## start STORED ROWS

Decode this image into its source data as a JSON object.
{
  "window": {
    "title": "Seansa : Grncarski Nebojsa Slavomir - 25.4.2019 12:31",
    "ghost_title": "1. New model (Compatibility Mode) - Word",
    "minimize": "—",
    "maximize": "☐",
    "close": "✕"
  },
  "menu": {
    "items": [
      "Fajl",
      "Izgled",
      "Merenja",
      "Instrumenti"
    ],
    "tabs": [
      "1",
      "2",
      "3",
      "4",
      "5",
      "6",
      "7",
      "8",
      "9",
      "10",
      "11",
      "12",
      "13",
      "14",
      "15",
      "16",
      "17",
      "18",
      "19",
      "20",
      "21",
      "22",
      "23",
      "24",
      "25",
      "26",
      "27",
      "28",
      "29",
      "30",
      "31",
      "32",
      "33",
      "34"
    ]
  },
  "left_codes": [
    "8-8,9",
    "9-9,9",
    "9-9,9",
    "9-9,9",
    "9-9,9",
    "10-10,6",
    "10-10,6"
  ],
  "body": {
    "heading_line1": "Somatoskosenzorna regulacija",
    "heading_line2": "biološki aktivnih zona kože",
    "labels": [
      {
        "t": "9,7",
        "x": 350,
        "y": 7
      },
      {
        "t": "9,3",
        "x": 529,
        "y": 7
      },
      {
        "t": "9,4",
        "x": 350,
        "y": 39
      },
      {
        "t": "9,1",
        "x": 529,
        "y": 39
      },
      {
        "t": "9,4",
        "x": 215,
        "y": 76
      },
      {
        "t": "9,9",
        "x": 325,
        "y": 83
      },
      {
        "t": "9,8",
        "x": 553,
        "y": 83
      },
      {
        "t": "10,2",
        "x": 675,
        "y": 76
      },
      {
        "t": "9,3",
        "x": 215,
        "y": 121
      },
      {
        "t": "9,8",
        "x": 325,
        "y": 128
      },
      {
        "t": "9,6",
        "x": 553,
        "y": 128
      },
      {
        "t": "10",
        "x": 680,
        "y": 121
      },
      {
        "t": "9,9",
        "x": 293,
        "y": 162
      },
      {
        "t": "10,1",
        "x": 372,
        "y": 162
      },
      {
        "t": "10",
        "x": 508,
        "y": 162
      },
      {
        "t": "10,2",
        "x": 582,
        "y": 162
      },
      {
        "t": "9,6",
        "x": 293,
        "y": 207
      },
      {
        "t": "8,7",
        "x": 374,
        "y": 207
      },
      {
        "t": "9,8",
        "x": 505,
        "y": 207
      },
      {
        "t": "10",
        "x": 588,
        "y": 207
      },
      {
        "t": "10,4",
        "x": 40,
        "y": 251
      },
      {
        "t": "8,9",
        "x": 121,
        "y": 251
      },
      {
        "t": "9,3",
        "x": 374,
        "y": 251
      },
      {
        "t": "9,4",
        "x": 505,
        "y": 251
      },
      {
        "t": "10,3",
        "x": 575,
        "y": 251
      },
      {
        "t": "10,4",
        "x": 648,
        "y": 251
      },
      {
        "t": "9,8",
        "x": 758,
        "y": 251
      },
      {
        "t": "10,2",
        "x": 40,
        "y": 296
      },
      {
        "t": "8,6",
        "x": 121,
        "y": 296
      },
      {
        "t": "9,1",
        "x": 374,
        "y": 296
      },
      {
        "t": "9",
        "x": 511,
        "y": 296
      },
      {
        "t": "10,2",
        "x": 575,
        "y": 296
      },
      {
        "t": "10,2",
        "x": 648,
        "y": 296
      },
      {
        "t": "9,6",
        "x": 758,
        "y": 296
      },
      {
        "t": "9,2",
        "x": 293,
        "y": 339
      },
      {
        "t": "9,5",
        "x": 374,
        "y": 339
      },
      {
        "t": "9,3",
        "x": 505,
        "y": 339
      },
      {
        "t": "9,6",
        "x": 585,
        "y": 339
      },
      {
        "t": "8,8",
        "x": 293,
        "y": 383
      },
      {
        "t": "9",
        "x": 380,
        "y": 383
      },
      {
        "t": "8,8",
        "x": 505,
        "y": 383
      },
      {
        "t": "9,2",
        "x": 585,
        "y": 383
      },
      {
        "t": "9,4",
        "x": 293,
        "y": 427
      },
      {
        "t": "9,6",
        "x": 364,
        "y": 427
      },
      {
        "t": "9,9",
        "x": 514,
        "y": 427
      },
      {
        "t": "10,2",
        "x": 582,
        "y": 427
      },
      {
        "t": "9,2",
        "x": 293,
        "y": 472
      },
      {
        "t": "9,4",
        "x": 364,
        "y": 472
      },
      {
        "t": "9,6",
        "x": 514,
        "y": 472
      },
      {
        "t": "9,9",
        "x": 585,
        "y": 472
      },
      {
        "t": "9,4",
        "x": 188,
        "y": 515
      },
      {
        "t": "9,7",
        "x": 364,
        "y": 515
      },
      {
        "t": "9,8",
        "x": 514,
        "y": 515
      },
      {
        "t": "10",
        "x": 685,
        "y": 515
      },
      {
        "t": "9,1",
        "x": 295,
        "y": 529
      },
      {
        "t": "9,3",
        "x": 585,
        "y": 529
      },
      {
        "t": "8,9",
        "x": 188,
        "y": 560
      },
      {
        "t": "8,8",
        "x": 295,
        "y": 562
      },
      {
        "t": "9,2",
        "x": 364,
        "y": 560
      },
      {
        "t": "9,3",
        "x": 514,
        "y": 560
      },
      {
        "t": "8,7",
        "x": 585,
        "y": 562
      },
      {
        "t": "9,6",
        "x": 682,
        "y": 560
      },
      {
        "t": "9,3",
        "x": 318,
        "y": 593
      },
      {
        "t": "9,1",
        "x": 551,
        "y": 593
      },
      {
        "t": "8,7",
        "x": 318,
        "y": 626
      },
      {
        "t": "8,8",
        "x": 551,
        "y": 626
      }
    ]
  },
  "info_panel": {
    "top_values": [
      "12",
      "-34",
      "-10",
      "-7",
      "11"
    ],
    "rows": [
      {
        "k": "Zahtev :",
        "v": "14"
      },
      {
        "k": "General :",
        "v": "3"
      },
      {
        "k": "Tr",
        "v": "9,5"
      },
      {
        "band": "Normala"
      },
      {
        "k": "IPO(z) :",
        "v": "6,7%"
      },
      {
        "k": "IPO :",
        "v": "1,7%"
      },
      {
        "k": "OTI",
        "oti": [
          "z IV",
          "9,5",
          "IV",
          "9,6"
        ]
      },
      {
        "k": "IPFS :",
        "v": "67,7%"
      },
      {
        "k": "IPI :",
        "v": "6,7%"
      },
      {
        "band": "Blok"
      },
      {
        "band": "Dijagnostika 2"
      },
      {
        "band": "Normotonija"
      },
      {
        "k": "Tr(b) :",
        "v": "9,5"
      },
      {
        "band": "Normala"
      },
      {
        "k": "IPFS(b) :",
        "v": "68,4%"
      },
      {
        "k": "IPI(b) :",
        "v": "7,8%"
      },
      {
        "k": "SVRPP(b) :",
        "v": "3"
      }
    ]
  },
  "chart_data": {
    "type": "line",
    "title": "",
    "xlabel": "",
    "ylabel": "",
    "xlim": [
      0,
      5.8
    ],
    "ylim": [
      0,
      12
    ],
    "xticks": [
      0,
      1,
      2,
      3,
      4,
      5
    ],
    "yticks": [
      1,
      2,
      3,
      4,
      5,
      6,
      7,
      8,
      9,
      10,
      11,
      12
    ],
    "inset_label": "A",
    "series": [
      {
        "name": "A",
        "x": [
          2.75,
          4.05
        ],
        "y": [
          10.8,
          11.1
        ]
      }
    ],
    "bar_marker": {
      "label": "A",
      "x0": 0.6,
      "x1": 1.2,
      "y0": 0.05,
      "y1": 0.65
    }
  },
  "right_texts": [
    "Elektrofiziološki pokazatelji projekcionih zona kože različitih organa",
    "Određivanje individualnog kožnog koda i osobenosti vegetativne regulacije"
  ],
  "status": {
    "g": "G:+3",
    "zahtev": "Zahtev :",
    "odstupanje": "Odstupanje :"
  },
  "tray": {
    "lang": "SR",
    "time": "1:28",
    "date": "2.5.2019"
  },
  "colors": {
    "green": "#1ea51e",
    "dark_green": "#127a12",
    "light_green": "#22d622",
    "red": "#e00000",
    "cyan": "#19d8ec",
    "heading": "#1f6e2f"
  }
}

## end STORED ROWS

▶ _EXERCISE GOAL_
For the listing above, identify each line bearing "band".

▶ _SOLVED PROBLEM_
        "band": "Normala"
        "band": "Blok"
        "band": "Dijagnostika 2"
        "band": "Normotonija"
        "band": "Normala"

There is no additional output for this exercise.